Dataset rows —
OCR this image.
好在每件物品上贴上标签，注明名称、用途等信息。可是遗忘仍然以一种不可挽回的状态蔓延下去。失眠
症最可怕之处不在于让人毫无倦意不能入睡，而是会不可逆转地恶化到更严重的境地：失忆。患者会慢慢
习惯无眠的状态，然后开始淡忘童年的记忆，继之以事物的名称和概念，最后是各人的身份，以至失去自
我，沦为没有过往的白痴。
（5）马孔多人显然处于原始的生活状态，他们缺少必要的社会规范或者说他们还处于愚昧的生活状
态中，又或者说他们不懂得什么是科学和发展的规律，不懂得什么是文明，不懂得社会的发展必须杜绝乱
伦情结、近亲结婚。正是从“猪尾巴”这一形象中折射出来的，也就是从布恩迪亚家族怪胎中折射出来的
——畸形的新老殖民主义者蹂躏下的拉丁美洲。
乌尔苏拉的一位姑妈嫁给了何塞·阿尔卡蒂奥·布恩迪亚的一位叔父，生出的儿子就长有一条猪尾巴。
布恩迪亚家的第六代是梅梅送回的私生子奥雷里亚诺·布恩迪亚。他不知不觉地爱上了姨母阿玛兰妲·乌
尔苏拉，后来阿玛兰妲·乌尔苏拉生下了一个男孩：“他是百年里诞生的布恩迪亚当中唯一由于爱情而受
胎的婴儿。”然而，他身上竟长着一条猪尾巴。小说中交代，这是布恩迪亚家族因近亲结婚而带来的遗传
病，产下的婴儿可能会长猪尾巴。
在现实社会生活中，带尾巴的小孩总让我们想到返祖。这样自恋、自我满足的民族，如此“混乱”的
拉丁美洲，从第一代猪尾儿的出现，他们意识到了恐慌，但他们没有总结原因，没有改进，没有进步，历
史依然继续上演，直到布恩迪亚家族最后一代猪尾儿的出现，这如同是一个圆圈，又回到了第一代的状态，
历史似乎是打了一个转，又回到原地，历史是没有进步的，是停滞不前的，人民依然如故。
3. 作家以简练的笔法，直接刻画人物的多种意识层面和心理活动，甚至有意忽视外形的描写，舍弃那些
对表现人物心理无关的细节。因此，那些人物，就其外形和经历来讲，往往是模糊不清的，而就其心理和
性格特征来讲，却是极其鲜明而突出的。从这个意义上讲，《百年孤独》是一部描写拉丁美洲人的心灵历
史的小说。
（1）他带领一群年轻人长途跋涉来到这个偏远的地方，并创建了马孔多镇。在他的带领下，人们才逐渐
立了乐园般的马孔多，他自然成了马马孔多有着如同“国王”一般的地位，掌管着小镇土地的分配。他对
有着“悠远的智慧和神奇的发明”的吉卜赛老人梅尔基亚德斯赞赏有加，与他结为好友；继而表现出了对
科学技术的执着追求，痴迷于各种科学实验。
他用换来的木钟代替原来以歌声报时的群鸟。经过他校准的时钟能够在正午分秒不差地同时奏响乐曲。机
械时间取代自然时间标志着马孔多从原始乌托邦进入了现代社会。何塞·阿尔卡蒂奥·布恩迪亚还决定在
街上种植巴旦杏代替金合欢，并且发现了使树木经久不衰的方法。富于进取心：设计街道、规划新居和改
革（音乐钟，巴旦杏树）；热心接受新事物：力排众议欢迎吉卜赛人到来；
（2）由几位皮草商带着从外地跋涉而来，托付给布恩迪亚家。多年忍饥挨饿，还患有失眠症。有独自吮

What you need to do — Return, from the data, each line that has the word "阿尔卡蒂奥" in it.

Answer to the task —
乌尔苏拉的一位姑妈嫁给了何塞·阿尔卡蒂奥·布恩迪亚的一位叔父，生出的儿子就长有一条猪尾巴。
械时间取代自然时间标志着马孔多从原始乌托邦进入了现代社会。何塞·阿尔卡蒂奥·布恩迪亚还决定在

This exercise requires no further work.